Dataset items

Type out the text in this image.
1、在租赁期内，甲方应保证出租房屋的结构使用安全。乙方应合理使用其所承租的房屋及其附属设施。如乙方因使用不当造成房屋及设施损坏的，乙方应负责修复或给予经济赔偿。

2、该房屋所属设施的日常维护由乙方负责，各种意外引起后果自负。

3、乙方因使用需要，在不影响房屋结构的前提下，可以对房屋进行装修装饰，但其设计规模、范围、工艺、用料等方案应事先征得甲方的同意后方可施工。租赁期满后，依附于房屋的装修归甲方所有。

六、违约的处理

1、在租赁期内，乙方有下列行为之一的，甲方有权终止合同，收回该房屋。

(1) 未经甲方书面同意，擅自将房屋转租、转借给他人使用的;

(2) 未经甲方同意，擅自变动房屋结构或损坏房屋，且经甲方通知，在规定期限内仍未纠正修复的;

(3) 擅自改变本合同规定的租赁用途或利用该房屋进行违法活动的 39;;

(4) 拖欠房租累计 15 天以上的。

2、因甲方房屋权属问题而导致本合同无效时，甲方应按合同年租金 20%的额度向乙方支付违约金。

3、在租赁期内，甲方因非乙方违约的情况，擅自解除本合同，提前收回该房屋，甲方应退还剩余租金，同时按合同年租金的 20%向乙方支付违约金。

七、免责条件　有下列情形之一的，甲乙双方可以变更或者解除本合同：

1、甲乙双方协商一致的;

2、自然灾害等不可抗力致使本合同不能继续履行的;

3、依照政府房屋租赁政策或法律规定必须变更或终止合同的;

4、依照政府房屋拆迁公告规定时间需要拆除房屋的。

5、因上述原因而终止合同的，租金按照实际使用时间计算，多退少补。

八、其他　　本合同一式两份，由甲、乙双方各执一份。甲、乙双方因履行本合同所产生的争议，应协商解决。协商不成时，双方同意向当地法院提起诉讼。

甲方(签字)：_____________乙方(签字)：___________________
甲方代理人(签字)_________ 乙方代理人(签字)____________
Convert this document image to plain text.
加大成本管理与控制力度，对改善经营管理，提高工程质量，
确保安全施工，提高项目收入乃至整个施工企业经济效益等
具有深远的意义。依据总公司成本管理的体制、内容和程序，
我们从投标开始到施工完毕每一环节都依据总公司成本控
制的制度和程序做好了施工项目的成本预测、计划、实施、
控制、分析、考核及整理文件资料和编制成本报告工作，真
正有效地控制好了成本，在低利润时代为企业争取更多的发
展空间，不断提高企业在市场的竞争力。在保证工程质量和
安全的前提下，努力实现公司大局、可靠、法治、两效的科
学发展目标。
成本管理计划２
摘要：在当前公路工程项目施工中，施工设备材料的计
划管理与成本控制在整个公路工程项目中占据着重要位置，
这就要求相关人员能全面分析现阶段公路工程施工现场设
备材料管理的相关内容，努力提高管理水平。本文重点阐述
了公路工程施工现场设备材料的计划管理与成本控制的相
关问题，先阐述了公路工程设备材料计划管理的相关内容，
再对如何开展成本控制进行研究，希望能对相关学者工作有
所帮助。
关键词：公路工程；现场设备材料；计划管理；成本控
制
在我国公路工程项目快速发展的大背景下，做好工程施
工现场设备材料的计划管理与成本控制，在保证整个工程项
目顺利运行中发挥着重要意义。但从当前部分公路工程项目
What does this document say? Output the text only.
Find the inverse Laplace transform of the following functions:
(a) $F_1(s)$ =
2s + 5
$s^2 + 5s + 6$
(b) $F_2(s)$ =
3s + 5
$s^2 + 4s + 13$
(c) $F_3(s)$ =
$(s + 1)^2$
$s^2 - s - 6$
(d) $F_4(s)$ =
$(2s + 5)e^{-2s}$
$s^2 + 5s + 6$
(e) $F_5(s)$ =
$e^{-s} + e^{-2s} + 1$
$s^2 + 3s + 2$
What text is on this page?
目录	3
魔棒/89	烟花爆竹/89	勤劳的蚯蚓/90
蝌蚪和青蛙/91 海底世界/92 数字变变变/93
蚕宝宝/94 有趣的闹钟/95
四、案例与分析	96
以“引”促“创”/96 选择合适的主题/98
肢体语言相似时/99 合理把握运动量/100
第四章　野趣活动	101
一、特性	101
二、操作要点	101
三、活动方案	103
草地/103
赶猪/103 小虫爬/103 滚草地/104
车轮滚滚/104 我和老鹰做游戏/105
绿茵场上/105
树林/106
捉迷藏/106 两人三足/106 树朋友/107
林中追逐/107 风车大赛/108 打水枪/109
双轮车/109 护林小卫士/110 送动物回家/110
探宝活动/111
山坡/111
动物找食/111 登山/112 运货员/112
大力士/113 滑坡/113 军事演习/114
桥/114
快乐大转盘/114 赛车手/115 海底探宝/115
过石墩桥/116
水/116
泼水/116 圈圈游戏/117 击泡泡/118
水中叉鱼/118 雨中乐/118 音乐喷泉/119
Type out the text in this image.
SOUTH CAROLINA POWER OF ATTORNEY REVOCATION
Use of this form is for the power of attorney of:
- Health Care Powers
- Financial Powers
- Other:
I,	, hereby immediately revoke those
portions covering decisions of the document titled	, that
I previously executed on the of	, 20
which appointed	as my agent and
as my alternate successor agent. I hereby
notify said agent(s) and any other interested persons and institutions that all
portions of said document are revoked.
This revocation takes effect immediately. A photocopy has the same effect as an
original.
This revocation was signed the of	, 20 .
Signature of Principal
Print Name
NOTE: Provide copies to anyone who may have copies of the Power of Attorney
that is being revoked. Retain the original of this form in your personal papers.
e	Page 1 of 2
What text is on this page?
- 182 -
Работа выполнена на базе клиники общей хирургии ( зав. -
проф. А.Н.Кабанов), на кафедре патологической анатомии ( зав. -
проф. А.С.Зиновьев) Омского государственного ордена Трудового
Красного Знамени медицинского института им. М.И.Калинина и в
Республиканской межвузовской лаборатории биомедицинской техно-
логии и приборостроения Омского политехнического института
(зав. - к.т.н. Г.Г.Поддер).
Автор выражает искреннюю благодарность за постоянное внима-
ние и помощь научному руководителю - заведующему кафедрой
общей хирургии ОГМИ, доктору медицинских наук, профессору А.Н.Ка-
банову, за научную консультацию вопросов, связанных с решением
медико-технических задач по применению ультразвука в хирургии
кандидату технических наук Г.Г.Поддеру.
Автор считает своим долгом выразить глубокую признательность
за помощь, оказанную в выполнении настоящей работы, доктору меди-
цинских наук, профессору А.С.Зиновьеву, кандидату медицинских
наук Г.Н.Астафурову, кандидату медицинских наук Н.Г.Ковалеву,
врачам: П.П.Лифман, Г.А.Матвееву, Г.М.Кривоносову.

WORK REQUIRED >> Repeat every record, keeping each word and mark exactly as it is.

OUTPUT BELOW >>
Type out the text in this image.
1、在租赁期内，甲方应保证出租房屋的结构使用安全。乙方应合理使用其所承租的房屋及其附属设施。如乙方因使用不当造成房屋及设施损坏的，乙方应负责修复或给予经济赔偿。

2、该房屋所属设施的日常维护由乙方负责，各种意外引起后果自负。

3、乙方因使用需要，在不影响房屋结构的前提下，可以对房屋进行装修装饰，但其设计规模、范围、工艺、用料等方案应事先征得甲方的同意后方可施工。租赁期满后，依附于房屋的装修归甲方所有。

六、违约的处理

1、在租赁期内，乙方有下列行为之一的，甲方有权终止合同，收回该房屋。

(1) 未经甲方书面同意，擅自将房屋转租、转借给他人使用的;

(2) 未经甲方同意，擅自变动房屋结构或损坏房屋，且经甲方通知，在规定期限内仍未纠正修复的;

(3) 擅自改变本合同规定的租赁用途或利用该房屋进行违法活动的 39;;

(4) 拖欠房租累计 15 天以上的。

2、因甲方房屋权属问题而导致本合同无效时，甲方应按合同年租金 20%的额度向乙方支付违约金。

3、在租赁期内，甲方因非乙方违约的情况，擅自解除本合同，提前收回该房屋，甲方应退还剩余租金，同时按合同年租金的 20%向乙方支付违约金。

七、免责条件　有下列情形之一的，甲乙双方可以变更或者解除本合同：

1、甲乙双方协商一致的;

2、自然灾害等不可抗力致使本合同不能继续履行的;

3、依照政府房屋租赁政策或法律规定必须变更或终止合同的;

4、依照政府房屋拆迁公告规定时间需要拆除房屋的。

5、因上述原因而终止合同的，租金按照实际使用时间计算，多退少补。

八、其他　　本合同一式两份，由甲、乙双方各执一份。甲、乙双方因履行本合同所产生的争议，应协商解决。协商不成时，双方同意向当地法院提起诉讼。

甲方(签字)：_____________乙方(签字)：___________________
甲方代理人(签字)_________ 乙方代理人(签字)____________
Convert this document image to plain text.
加大成本管理与控制力度，对改善经营管理，提高工程质量，
确保安全施工，提高项目收入乃至整个施工企业经济效益等
具有深远的意义。依据总公司成本管理的体制、内容和程序，
我们从投标开始到施工完毕每一环节都依据总公司成本控
制的制度和程序做好了施工项目的成本预测、计划、实施、
控制、分析、考核及整理文件资料和编制成本报告工作，真
正有效地控制好了成本，在低利润时代为企业争取更多的发
展空间，不断提高企业在市场的竞争力。在保证工程质量和
安全的前提下，努力实现公司大局、可靠、法治、两效的科
学发展目标。
成本管理计划２
摘要：在当前公路工程项目施工中，施工设备材料的计
划管理与成本控制在整个公路工程项目中占据着重要位置，
这就要求相关人员能全面分析现阶段公路工程施工现场设
备材料管理的相关内容，努力提高管理水平。本文重点阐述
了公路工程施工现场设备材料的计划管理与成本控制的相
关问题，先阐述了公路工程设备材料计划管理的相关内容，
再对如何开展成本控制进行研究，希望能对相关学者工作有
所帮助。
关键词：公路工程；现场设备材料；计划管理；成本控
制
在我国公路工程项目快速发展的大背景下，做好工程施
工现场设备材料的计划管理与成本控制，在保证整个工程项
目顺利运行中发挥着重要意义。但从当前部分公路工程项目
What does this document say? Output the text only.
Find the inverse Laplace transform of the following functions:
(a) $F_1(s)$ =
2s + 5
$s^2 + 5s + 6$
(b) $F_2(s)$ =
3s + 5
$s^2 + 4s + 13$
(c) $F_3(s)$ =
$(s + 1)^2$
$s^2 - s - 6$
(d) $F_4(s)$ =
$(2s + 5)e^{-2s}$
$s^2 + 5s + 6$
(e) $F_5(s)$ =
$e^{-s} + e^{-2s} + 1$
$s^2 + 3s + 2$
What text is on this page?
目录	3
魔棒/89	烟花爆竹/89	勤劳的蚯蚓/90
蝌蚪和青蛙/91 海底世界/92 数字变变变/93
蚕宝宝/94 有趣的闹钟/95
四、案例与分析	96
以“引”促“创”/96 选择合适的主题/98
肢体语言相似时/99 合理把握运动量/100
第四章　野趣活动	101
一、特性	101
二、操作要点	101
三、活动方案	103
草地/103
赶猪/103 小虫爬/103 滚草地/104
车轮滚滚/104 我和老鹰做游戏/105
绿茵场上/105
树林/106
捉迷藏/106 两人三足/106 树朋友/107
林中追逐/107 风车大赛/108 打水枪/109
双轮车/109 护林小卫士/110 送动物回家/110
探宝活动/111
山坡/111
动物找食/111 登山/112 运货员/112
大力士/113 滑坡/113 军事演习/114
桥/114
快乐大转盘/114 赛车手/115 海底探宝/115
过石墩桥/116
水/116
泼水/116 圈圈游戏/117 击泡泡/118
水中叉鱼/118 雨中乐/118 音乐喷泉/119
Type out the text in this image.
SOUTH CAROLINA POWER OF ATTORNEY REVOCATION
Use of this form is for the power of attorney of:
- Health Care Powers
- Financial Powers
- Other:
I,	, hereby immediately revoke those
portions covering decisions of the document titled	, that
I previously executed on the of	, 20
which appointed	as my agent and
as my alternate successor agent. I hereby
notify said agent(s) and any other interested persons and institutions that all
portions of said document are revoked.
This revocation takes effect immediately. A photocopy has the same effect as an
original.
This revocation was signed the of	, 20 .
Signature of Principal
Print Name
NOTE: Provide copies to anyone who may have copies of the Power of Attorney
that is being revoked. Retain the original of this form in your personal papers.
e	Page 1 of 2
What text is on this page?
- 182 -
Работа выполнена на базе клиники общей хирургии ( зав. -
проф. А.Н.Кабанов), на кафедре патологической анатомии ( зав. -
проф. А.С.Зиновьев) Омского государственного ордена Трудового
Красного Знамени медицинского института им. М.И.Калинина и в
Республиканской межвузовской лаборатории биомедицинской техно-
логии и приборостроения Омского политехнического института
(зав. - к.т.н. Г.Г.Поддер).
Автор выражает искреннюю благодарность за постоянное внима-
ние и помощь научному руководителю - заведующему кафедрой
общей хирургии ОГМИ, доктору медицинских наук, профессору А.Н.Ка-
банову, за научную консультацию вопросов, связанных с решением
медико-технических задач по применению ультразвука в хирургии
кандидату технических наук Г.Г.Поддеру.
Автор считает своим долгом выразить глубокую признательность
за помощь, оказанную в выполнении настоящей работы, доктору меди-
цинских наук, профессору А.С.Зиновьеву, кандидату медицинских
наук Г.Н.Астафурову, кандидату медицинских наук Н.Г.Ковалеву,
врачам: П.П.Лифман, Г.А.Матвееву, Г.М.Кривоносову.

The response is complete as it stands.